• [Exercise]
Please state the length of Judge Landya McCafferty's opinion, according to the article below on the school DEI rulings.
::: Source text
President Donald Trump’s effort to defund public schools with diversity, equity, and inclusion programs faced a significant legal setback Thursday as three federal judges, including two Trump appointees, ruled against the Education Department’s controversial enforcement policy.

At the center of the litigation is a Feb. 14 “Dear Colleague” letter from Education Secretary Linda McMahon warning states and school districts that failure to eliminate race-based DEI programs could result in the loss of Title I funds, which support low-income students. Beginning this month, schools receiving federal dollars would be required to certify compliance or risk losing funding.

But U.S. District Judge Landya McCafferty, an Obama appointee in New Hampshire, issued a preliminary injunction in favor of the National Education Association and other plaintiffs, calling the administration’s DEI policy “textbook viewpoint discrimination” and likely a violation of the First Amendment.

“The ban on DEI embodied in the 2025 Letter leaves teachers with a Hobson’s Choice,” McCafferty wrote in her 82-page opinion. “They must either teach curricula that invites penalty from the federal government or risk their professional standing by defying the directive. The Constitution requires more.”

McCafferty also said the department’s vague language failed to define what constitutes a DEI program, concluding the policy likely violated procedural requirements under the Administrative Procedures Act.

In Washington, D.C., U.S. District Judge Dabney Friedrich, a Trump appointee, agreed that the policy was unconstitutionally vague, blocking the department from enforcing a certification requirement attached to the DEI guidance. Friedrich found that the letter “fails to … delineate between a lawful DEI practice and an unlawful one,” rendering compliance reviews unclear.

Although Friedrich declined to block the broader Dear Colleague letter itself, she noted that further judicial scrutiny was warranted. A full written order is expected soon.

A third ruling came from U.S. District Judge Stephanie Gallagher in Baltimore, also a Trump appointee, who found the Education Department’s implementation of the policy violated federal rulemaking procedures. She issued a nationwide injunction halting portions of the guidance.

“This Court takes no view as to whether the policies at issue here are good or bad, prudent or foolish,” Gallagher wrote. “But this Court is constitutionally required to closely scrutinize whether the government went about creating and implementing them in the manner the law requires. The government did not.”

The rulings follow a temporary agreement between the Trump administration and challengers in the New Hampshire case to pause enforcement of the letter, which expired Thursday.

The Education Department did not respond to a request for comment. A spokesperson for the NEA called the ruling “a win for educators and students across the country.”

Trump, now in his second term, has made dismantling DEI programs a top priority.

STATES DEFYING TRUMP ANTI-DEI DEADLINE RISK LOSING EDUCATION FEDERAL FUNDING

His administration has already pulled billions of dollars in federal contracts from noncompliant universities, revoked student visas tied to DEI activism, and threatened accreditation for schools promoting what it calls “repugnant race-based preferences.”

The administration is expected to appeal the rulings.
::::::
::: Extracted records
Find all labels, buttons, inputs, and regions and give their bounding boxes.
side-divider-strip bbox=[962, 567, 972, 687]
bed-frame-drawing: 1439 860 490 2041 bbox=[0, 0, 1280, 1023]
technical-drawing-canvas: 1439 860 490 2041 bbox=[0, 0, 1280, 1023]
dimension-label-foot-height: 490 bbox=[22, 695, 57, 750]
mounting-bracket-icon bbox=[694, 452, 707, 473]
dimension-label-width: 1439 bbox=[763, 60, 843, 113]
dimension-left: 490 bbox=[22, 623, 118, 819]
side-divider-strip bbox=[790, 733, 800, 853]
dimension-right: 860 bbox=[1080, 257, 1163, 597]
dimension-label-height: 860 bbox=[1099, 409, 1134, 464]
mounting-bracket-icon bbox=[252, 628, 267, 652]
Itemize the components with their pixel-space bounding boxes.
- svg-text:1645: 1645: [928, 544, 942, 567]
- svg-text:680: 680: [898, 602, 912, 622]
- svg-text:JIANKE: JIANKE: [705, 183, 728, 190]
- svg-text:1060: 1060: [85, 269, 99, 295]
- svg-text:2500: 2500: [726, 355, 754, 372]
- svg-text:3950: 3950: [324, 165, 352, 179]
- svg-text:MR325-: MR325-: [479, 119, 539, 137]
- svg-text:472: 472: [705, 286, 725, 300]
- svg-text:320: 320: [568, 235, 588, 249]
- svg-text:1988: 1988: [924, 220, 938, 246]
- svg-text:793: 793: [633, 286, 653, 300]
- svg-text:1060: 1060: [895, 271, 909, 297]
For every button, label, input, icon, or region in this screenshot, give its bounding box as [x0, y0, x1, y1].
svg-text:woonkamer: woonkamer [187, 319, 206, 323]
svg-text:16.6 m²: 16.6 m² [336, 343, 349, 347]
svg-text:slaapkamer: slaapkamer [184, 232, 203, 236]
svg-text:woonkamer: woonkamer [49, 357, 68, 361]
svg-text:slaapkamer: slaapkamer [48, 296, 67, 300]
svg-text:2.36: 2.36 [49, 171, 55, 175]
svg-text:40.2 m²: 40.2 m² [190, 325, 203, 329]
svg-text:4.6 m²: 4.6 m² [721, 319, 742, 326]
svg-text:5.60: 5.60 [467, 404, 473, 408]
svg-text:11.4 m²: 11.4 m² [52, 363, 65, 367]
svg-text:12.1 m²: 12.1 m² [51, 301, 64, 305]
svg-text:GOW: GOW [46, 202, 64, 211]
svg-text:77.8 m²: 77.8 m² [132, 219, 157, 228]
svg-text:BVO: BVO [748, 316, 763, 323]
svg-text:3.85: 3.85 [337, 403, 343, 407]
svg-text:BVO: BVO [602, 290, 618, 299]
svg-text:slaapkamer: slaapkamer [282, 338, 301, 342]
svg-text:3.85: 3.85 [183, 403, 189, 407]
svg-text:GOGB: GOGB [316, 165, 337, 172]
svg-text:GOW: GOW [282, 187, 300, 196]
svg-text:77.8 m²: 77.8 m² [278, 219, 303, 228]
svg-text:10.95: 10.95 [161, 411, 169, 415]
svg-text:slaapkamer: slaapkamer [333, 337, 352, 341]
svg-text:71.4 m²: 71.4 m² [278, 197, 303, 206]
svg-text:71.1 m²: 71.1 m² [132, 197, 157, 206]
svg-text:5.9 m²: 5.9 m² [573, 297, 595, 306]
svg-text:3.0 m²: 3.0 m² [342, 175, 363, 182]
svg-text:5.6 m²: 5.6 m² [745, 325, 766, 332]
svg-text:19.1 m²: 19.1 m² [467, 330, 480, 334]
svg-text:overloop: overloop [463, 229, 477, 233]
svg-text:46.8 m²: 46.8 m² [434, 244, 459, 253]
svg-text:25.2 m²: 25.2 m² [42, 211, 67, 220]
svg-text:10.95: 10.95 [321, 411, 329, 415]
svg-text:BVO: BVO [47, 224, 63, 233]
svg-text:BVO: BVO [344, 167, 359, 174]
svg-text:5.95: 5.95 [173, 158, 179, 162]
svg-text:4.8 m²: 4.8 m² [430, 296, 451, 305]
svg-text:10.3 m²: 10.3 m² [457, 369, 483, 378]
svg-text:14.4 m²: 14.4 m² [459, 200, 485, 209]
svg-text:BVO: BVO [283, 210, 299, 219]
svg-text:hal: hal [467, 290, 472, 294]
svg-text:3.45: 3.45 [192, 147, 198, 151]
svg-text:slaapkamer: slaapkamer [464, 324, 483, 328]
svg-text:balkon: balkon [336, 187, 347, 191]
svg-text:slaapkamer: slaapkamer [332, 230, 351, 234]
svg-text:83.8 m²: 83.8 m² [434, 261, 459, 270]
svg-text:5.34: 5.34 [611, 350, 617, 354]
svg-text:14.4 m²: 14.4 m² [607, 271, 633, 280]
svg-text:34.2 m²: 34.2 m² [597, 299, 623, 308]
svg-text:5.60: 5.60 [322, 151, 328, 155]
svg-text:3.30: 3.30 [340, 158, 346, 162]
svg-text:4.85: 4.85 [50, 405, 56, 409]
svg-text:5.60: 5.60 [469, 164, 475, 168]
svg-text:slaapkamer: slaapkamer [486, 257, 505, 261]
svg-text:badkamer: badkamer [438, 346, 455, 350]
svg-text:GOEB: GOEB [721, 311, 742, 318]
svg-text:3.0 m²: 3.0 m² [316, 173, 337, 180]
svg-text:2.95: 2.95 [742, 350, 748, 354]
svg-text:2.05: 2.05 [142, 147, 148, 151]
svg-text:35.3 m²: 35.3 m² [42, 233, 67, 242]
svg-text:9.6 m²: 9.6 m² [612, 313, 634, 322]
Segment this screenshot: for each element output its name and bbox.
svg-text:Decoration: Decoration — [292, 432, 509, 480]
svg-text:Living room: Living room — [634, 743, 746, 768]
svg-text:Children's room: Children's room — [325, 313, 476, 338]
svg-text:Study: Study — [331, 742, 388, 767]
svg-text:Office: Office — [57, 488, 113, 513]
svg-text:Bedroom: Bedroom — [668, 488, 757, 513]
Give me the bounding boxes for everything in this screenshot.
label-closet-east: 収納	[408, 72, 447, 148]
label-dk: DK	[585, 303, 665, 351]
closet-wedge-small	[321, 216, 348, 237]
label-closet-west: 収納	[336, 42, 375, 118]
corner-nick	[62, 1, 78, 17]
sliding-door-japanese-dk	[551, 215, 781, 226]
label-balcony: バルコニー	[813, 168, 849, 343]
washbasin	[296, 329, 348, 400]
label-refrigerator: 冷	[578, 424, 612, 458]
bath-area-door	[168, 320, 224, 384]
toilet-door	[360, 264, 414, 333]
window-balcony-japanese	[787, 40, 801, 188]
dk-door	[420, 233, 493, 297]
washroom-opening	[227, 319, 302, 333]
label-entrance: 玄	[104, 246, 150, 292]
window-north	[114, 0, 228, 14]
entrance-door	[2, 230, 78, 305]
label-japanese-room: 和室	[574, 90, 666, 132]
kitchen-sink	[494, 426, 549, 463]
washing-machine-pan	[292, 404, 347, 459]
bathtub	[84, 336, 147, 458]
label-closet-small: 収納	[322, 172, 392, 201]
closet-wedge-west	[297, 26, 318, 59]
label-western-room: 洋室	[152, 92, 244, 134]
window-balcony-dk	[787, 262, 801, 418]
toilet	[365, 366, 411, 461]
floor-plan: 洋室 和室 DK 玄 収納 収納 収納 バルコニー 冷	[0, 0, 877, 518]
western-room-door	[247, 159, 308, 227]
::::::
• [Reply to the exercise]
82 pages.